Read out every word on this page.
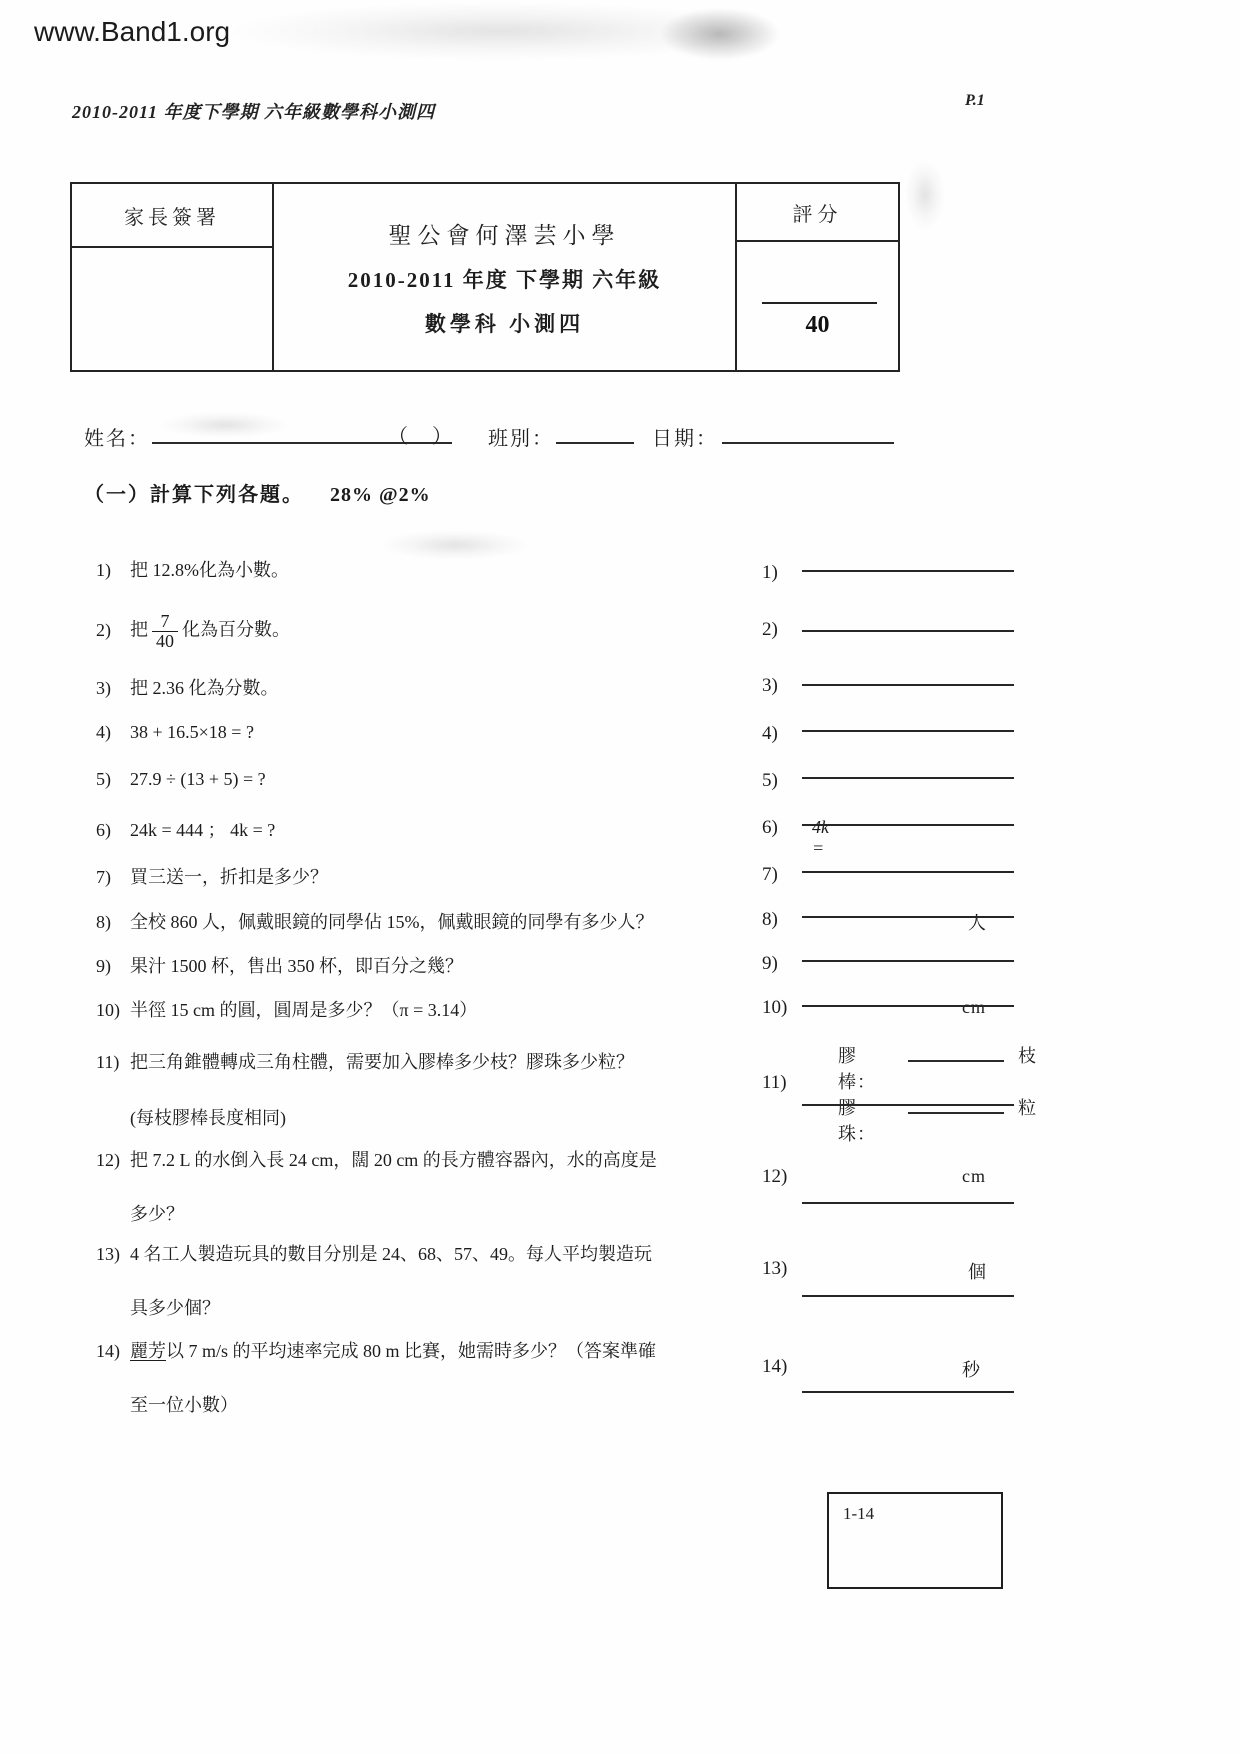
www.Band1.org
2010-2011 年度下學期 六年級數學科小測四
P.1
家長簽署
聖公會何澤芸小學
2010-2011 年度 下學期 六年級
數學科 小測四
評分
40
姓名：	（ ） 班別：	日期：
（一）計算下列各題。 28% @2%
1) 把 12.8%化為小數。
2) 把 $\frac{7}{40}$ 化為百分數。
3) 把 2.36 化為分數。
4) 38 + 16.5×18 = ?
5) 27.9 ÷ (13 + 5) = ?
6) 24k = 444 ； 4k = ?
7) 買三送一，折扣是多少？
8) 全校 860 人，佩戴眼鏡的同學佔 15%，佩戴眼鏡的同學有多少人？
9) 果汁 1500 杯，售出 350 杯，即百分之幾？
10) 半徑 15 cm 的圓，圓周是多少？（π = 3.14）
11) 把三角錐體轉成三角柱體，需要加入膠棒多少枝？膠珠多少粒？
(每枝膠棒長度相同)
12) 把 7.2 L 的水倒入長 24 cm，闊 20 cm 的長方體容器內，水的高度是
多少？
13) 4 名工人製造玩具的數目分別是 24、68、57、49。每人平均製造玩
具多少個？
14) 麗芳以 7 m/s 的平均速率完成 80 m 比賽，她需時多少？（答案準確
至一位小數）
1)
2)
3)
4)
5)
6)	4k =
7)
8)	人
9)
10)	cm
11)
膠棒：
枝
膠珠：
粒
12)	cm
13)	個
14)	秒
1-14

---

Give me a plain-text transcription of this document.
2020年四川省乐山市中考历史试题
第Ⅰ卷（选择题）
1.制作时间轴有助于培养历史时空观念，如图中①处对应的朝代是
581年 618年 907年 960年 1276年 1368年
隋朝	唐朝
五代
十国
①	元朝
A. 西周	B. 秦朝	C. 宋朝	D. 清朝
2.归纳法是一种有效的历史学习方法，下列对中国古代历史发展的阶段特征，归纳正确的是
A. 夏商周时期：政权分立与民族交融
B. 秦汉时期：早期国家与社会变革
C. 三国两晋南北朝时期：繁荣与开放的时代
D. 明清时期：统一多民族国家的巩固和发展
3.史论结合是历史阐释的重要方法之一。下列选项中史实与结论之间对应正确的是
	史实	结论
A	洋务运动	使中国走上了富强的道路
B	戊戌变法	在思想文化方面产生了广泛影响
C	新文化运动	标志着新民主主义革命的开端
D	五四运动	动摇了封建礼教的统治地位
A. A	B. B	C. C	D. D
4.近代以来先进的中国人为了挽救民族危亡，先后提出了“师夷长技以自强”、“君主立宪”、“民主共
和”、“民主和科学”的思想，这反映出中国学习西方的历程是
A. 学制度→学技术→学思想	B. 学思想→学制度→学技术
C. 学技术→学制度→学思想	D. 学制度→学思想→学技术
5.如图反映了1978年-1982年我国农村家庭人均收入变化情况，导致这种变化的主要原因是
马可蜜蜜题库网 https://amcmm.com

==

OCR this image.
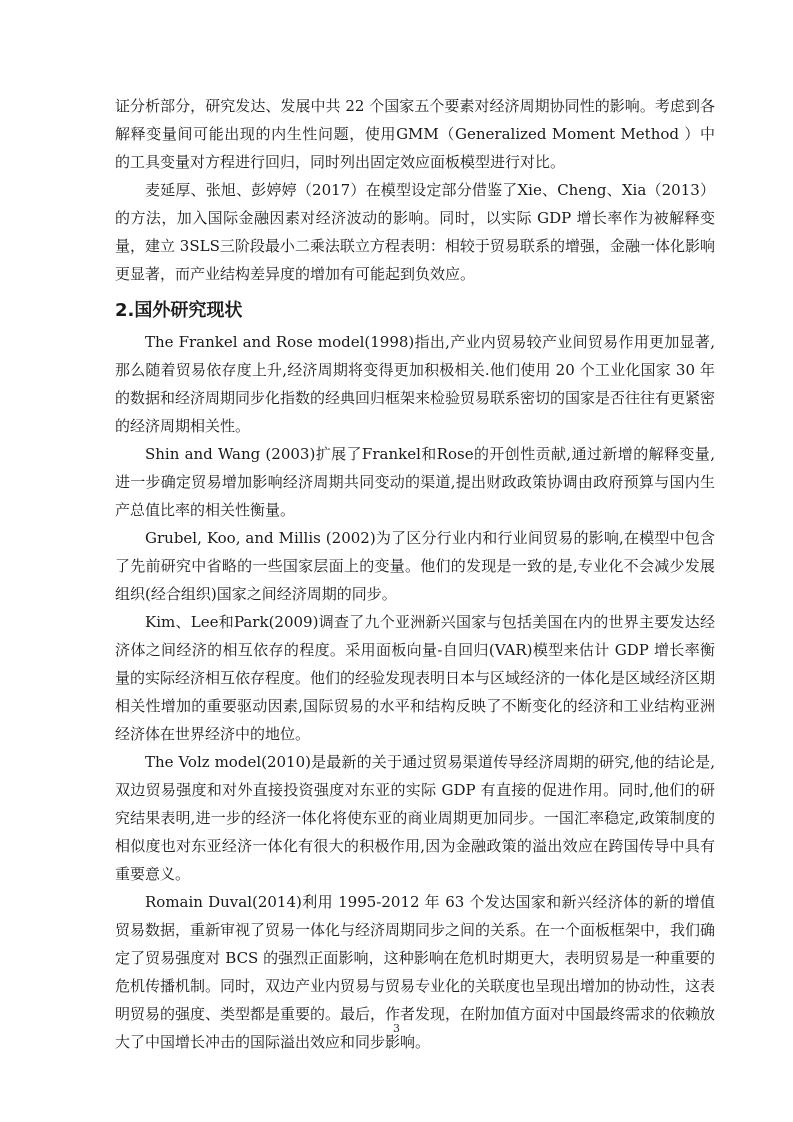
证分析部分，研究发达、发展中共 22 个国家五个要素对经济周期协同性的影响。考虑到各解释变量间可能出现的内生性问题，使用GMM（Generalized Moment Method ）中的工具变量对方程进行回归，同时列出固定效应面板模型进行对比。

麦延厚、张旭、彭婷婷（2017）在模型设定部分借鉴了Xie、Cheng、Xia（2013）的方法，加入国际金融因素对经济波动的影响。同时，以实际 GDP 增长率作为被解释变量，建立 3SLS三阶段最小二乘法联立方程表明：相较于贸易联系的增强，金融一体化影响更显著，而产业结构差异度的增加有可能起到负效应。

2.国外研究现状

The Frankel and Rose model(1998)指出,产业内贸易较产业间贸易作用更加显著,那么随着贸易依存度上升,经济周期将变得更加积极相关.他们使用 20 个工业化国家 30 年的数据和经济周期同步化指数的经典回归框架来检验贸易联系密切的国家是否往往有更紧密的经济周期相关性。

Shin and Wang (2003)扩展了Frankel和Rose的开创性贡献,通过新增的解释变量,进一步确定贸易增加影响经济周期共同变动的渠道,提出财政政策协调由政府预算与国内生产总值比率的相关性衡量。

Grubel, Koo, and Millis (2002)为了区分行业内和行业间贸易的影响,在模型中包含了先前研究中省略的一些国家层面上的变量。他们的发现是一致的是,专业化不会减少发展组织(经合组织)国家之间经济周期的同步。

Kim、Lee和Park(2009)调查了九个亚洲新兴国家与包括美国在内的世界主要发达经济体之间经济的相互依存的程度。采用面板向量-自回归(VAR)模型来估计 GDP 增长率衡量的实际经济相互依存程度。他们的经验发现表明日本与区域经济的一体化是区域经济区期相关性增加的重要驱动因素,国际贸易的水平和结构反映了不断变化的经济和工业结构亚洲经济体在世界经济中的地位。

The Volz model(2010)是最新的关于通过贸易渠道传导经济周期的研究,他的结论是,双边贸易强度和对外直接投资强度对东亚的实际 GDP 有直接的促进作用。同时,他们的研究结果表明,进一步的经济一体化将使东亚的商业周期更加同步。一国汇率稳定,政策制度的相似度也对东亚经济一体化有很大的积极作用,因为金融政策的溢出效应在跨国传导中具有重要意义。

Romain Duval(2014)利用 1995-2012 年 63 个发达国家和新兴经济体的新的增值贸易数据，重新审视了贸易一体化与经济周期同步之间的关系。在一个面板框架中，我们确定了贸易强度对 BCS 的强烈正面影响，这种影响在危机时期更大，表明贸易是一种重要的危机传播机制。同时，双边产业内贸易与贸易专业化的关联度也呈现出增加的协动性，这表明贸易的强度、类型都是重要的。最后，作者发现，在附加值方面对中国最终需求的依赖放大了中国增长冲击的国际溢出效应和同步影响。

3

Requirement
Copy all lines of the material above where the string "model" occurs.

Response
The Frankel and Rose model(1998)指出,产业内贸易较产业间贸易作用更加显著,那么随着贸易依存度上升,经济周期将变得更加积极相关.他们使用 20 个工业化国家 30 年的数据和经济周期同步化指数的经典回归框架来检验贸易联系密切的国家是否往往有更紧密的经济周期相关性。
The Volz model(2010)是最新的关于通过贸易渠道传导经济周期的研究,他的结论是,双边贸易强度和对外直接投资强度对东亚的实际 GDP 有直接的促进作用。同时,他们的研究结果表明,进一步的经济一体化将使东亚的商业周期更加同步。一国汇率稳定,政策制度的相似度也对东亚经济一体化有很大的积极作用,因为金融政策的溢出效应在跨国传导中具有重要意义。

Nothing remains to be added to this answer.